### Set problem
Work out how many lines of the material below mention the word "demonstrates"; reply with the number only.

BEGIN Data for processing

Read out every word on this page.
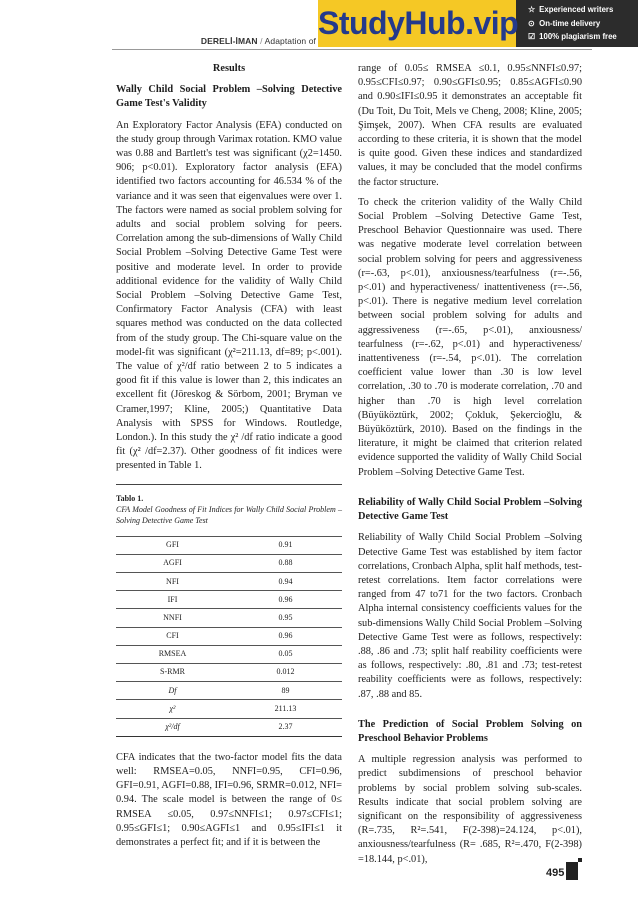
DERELİ-İMAN / Adaptation of StudyHub.vip ☆ Experienced writers
⊙ On-time delivery
☑ 100% plagiarism free
Results
Wally Child Social Problem –Solving Detective Game Test's Validity

An Exploratory Factor Analysis (EFA) conducted on the study group through Varimax rotation. KMO value was 0.88 and Bartlett's test was significant (χ2=1450. 906; p<0.01). Exploratory factor analysis (EFA) identified two factors accounting for 46.534 % of the variance and it was seen that eigenvalues were over 1. The factors were named as social problem solving for adults and social problem solving for peers. Correlation among the sub-dimensions of Wally Child Social Problem –Solving Detective Game Test were positive and moderate level. In order to provide additional evidence for the validity of Wally Child Social Problem –Solving Detective Game Test, Confirmatory Factor Analysis (CFA) with least squares method was conducted on the data collected from of the study group. The Chi-square value on the model-fit was significant (χ²=211.13, df=89; p<.001). The value of χ²/df ratio between 2 to 5 indicates a good fit if this value is lower than 2, this indicates an excellent fit (Jöreskog & Sörbom, 2001; Bryman ve Cramer,1997; Kline, 2005;) Quantitative Data Analysis with SPSS for Windows. Routledge, London.). In this study the χ² /df ratio indicate a good fit (χ² /df=2.37). Other goodness of fit indices were presented in Table 1.

Tablo 1.
CFA Model Goodness of Fit Indices for Wally Child Social Problem –Solving Detective Game Test
GFI	0.91
AGFI	0.88
NFI	0.94
IFI	0.96
NNFI	0.95
CFI	0.96
RMSEA	0.05
S-RMR	0.012
Df	89
χ²	211.13
χ²/df	2.37

CFA indicates that the two-factor model fits the data well: RMSEA=0.05, NNFI=0.95, CFI=0.96, GFI=0.91, AGFI=0.88, IFI=0.96, SRMR=0.012, NFI= 0.94. The scale model is between the range of 0≤ RMSEA ≤0.05, 0.97≤NNFI≤1; 0.97≤CFI≤1; 0.95≤GFI≤1; 0.90≤AGFI≤1 and 0.95≤IFI≤1 it demonstrates a perfect fit; and if it is between the

range of 0.05≤ RMSEA ≤0.1, 0.95≤NNFI≤0.97; 0.95≤CFI≤0.97; 0.90≤GFI≤0.95; 0.85≤AGFI≤0.90 and 0.90≤IFI≤0.95 it demonstrates an acceptable fit (Du Toit, Du Toit, Mels ve Cheng, 2008; Kline, 2005; Şimşek, 2007). When CFA results are evaluated according to these criteria, it is shown that the model is quite good. Given these indices and standardized values, it may be concluded that the model confirms the factor structure.

To check the criterion validity of the Wally Child Social Problem –Solving Detective Game Test, Preschool Behavior Questionnaire was used. There was negative moderate level correlation between social problem solving for peers and aggressiveness (r=-.63, p<.01), anxiousness/tearfulness (r=-.56, p<.01) and hyperactiveness/ inattentiveness (r=-.56, p<.01). There is negative medium level correlation between social problem solving for adults and aggressiveness (r=-.65, p<.01), anxiousness/ tearfulness (r=-.62, p<.01) and hyperactiveness/ inattentiveness (r=-.54, p<.01). The correlation coefficient value lower than .30 is low level correlation, .30 to .70 is moderate correlation, .70 and higher than .70 is high level correlation (Büyüköztürk, 2002; Çokluk, Şekercioğlu, & Büyüköztürk, 2010). Based on the findings in the literature, it might be claimed that criterion related evidence supported the validity of Wally Child Social Problem –Solving Detective Game Test.

Reliability of Wally Child Social Problem –Solving Detective Game Test

Reliability of Wally Child Social Problem –Solving Detective Game Test was established by item factor correlations, Cronbach Alpha, split half methods, test-retest correlations. Item factor correlations were ranged from 47 to71 for the two factors. Cronbach Alpha internal consistency coefficients values for the sub-dimensions Wally Child Social Problem –Solving Detective Game Test were as follows, respectively: .88, .86 and .73; split half reability coefficients were as follows, respectively: .80, .81 and .73; test-retest reability coefficients were as follows, respectively: .87, .88 and 85.

The Prediction of Social Problem Solving on Preschool Behavior Problems

A multiple regression analysis was performed to predict subdimensions of preschool behavior problems by social problem solving sub-scales. Results indicate that social problem solving are significant on the responsibility of aggressiveness (R=.735, R²=.541, F(2-398)=24.124, p<.01), anxiousness/tearfulness (R= .685, R²=.470, F(2-398) =18.144, p<.01),

495
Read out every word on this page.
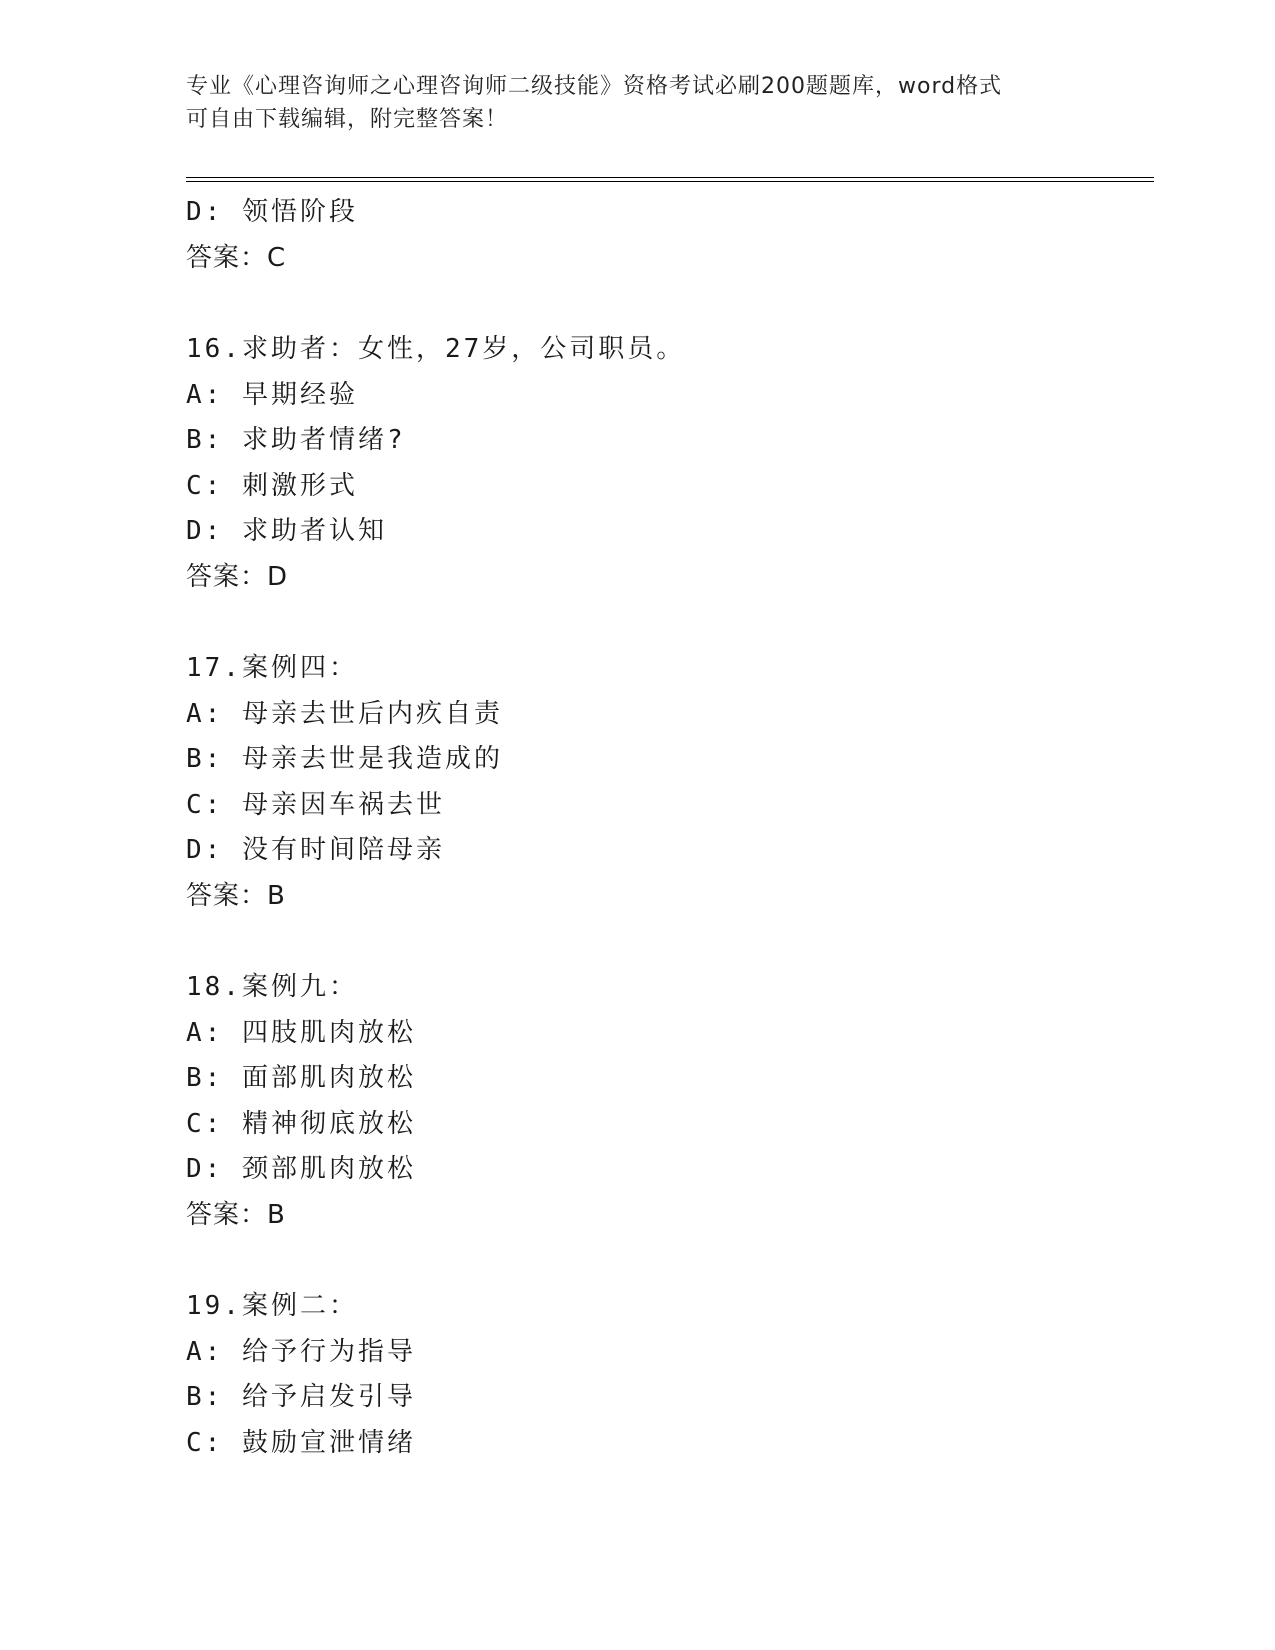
专业《心理咨询师之心理咨询师二级技能》资格考试必刷200题题库，word格式
可自由下载编辑，附完整答案！
D: 领悟阶段
答案：C
16.求助者：女性，27岁，公司职员。
A: 早期经验
B: 求助者情绪?
C: 刺激形式
D: 求助者认知
答案：D
17.案例四：
A: 母亲去世后内疚自责
B: 母亲去世是我造成的
C: 母亲因车祸去世
D: 没有时间陪母亲
答案：B
18.案例九：
A: 四肢肌肉放松
B: 面部肌肉放松
C: 精神彻底放松
D: 颈部肌肉放松
答案：B
19.案例二：
A: 给予行为指导
B: 给予启发引导
C: 鼓励宣泄情绪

END Data for processing

### Finished answer
2